_Short exercise:_ Reproduce the listing below in its entirety. Change nothing.
= = = = = = =
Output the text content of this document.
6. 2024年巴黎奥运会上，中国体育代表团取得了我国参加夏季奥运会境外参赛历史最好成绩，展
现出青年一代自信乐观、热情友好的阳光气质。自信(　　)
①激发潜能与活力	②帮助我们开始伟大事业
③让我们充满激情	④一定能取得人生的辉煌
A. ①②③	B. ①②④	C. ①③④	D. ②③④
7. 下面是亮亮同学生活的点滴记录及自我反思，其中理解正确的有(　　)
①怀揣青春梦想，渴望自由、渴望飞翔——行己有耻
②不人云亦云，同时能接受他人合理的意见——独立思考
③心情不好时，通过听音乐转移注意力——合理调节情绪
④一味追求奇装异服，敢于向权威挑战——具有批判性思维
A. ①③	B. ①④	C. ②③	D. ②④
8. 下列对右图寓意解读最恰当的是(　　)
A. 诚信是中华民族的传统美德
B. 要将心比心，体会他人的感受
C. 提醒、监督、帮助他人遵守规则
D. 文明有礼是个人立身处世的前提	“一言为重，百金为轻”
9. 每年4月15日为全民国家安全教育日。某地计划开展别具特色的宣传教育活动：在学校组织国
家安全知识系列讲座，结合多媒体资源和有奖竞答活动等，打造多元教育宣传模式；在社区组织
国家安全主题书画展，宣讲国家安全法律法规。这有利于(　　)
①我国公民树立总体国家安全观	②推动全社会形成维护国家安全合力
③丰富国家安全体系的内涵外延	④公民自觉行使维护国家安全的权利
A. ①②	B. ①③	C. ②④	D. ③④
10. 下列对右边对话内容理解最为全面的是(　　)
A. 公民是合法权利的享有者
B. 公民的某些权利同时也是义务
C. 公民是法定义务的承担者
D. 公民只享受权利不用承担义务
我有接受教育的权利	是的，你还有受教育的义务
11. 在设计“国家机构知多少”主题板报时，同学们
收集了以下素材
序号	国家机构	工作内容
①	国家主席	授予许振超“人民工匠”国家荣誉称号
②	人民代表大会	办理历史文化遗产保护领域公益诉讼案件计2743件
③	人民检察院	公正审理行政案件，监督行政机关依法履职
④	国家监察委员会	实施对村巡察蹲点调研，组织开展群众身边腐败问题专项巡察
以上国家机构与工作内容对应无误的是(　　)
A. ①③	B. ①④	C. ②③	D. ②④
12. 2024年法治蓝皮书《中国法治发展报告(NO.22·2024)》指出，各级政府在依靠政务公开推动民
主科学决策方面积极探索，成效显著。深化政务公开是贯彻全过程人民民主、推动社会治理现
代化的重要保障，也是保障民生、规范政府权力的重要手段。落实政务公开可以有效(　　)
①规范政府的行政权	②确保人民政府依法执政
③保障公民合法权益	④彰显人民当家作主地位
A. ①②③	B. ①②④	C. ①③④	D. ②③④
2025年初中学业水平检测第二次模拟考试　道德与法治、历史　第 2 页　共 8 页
= = = = = = =
_Final result:_
Output the text content of this document.
6. 2024年巴黎奥运会上，中国体育代表团取得了我国参加夏季奥运会境外参赛历史最好成绩，展
现出青年一代自信乐观、热情友好的阳光气质。自信(　　)
①激发潜能与活力	②帮助我们开始伟大事业
③让我们充满激情	④一定能取得人生的辉煌
A. ①②③	B. ①②④	C. ①③④	D. ②③④
7. 下面是亮亮同学生活的点滴记录及自我反思，其中理解正确的有(　　)
①怀揣青春梦想，渴望自由、渴望飞翔——行己有耻
②不人云亦云，同时能接受他人合理的意见——独立思考
③心情不好时，通过听音乐转移注意力——合理调节情绪
④一味追求奇装异服，敢于向权威挑战——具有批判性思维
A. ①③	B. ①④	C. ②③	D. ②④
8. 下列对右图寓意解读最恰当的是(　　)
A. 诚信是中华民族的传统美德
B. 要将心比心，体会他人的感受
C. 提醒、监督、帮助他人遵守规则
D. 文明有礼是个人立身处世的前提	“一言为重，百金为轻”
9. 每年4月15日为全民国家安全教育日。某地计划开展别具特色的宣传教育活动：在学校组织国
家安全知识系列讲座，结合多媒体资源和有奖竞答活动等，打造多元教育宣传模式；在社区组织
国家安全主题书画展，宣讲国家安全法律法规。这有利于(　　)
①我国公民树立总体国家安全观	②推动全社会形成维护国家安全合力
③丰富国家安全体系的内涵外延	④公民自觉行使维护国家安全的权利
A. ①②	B. ①③	C. ②④	D. ③④
10. 下列对右边对话内容理解最为全面的是(　　)
A. 公民是合法权利的享有者
B. 公民的某些权利同时也是义务
C. 公民是法定义务的承担者
D. 公民只享受权利不用承担义务
我有接受教育的权利	是的，你还有受教育的义务
11. 在设计“国家机构知多少”主题板报时，同学们
收集了以下素材
序号	国家机构	工作内容
①	国家主席	授予许振超“人民工匠”国家荣誉称号
②	人民代表大会	办理历史文化遗产保护领域公益诉讼案件计2743件
③	人民检察院	公正审理行政案件，监督行政机关依法履职
④	国家监察委员会	实施对村巡察蹲点调研，组织开展群众身边腐败问题专项巡察
以上国家机构与工作内容对应无误的是(　　)
A. ①③	B. ①④	C. ②③	D. ②④
12. 2024年法治蓝皮书《中国法治发展报告(NO.22·2024)》指出，各级政府在依靠政务公开推动民
主科学决策方面积极探索，成效显著。深化政务公开是贯彻全过程人民民主、推动社会治理现
代化的重要保障，也是保障民生、规范政府权力的重要手段。落实政务公开可以有效(　　)
①规范政府的行政权	②确保人民政府依法执政
③保障公民合法权益	④彰显人民当家作主地位
A. ①②③	B. ①②④	C. ①③④	D. ②③④
2025年初中学业水平检测第二次模拟考试　道德与法治、历史　第 2 页　共 8 页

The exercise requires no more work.